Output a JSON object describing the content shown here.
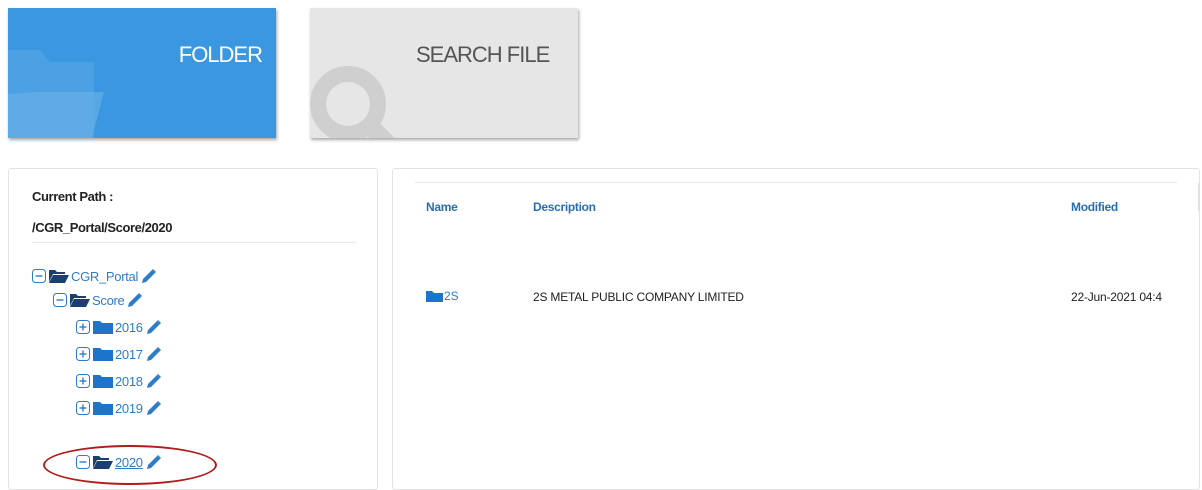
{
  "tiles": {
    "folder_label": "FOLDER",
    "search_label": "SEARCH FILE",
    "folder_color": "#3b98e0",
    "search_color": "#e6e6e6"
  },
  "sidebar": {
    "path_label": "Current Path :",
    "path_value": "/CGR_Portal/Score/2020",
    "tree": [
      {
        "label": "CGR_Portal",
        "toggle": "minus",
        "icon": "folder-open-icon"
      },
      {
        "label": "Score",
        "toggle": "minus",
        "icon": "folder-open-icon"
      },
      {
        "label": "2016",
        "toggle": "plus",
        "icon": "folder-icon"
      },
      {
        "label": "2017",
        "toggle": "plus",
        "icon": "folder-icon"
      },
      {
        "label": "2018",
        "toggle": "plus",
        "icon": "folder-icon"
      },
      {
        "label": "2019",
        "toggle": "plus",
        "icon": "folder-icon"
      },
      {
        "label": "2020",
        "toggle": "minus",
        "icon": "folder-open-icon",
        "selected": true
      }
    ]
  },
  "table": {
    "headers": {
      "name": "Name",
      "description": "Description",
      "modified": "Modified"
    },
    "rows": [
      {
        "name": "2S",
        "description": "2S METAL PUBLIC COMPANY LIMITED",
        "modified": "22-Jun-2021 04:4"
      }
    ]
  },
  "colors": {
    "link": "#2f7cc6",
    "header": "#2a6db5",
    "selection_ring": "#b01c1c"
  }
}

### STATED EXERCISE
Every record gets retyped exactly; no picture goes into the copy.

### RESPONSE BELOW
Output a JSON object describing the content shown here.
{
  "tiles": {
    "folder_label": "FOLDER",
    "search_label": "SEARCH FILE",
    "folder_color": "#3b98e0",
    "search_color": "#e6e6e6"
  },
  "sidebar": {
    "path_label": "Current Path :",
    "path_value": "/CGR_Portal/Score/2020",
    "tree": [
      {
        "label": "CGR_Portal",
        "toggle": "minus",
        "icon": "folder-open-icon"
      },
      {
        "label": "Score",
        "toggle": "minus",
        "icon": "folder-open-icon"
      },
      {
        "label": "2016",
        "toggle": "plus",
        "icon": "folder-icon"
      },
      {
        "label": "2017",
        "toggle": "plus",
        "icon": "folder-icon"
      },
      {
        "label": "2018",
        "toggle": "plus",
        "icon": "folder-icon"
      },
      {
        "label": "2019",
        "toggle": "plus",
        "icon": "folder-icon"
      },
      {
        "label": "2020",
        "toggle": "minus",
        "icon": "folder-open-icon",
        "selected": true
      }
    ]
  },
  "table": {
    "headers": {
      "name": "Name",
      "description": "Description",
      "modified": "Modified"
    },
    "rows": [
      {
        "name": "2S",
        "description": "2S METAL PUBLIC COMPANY LIMITED",
        "modified": "22-Jun-2021 04:4"
      }
    ]
  },
  "colors": {
    "link": "#2f7cc6",
    "header": "#2a6db5",
    "selection_ring": "#b01c1c"
  }
}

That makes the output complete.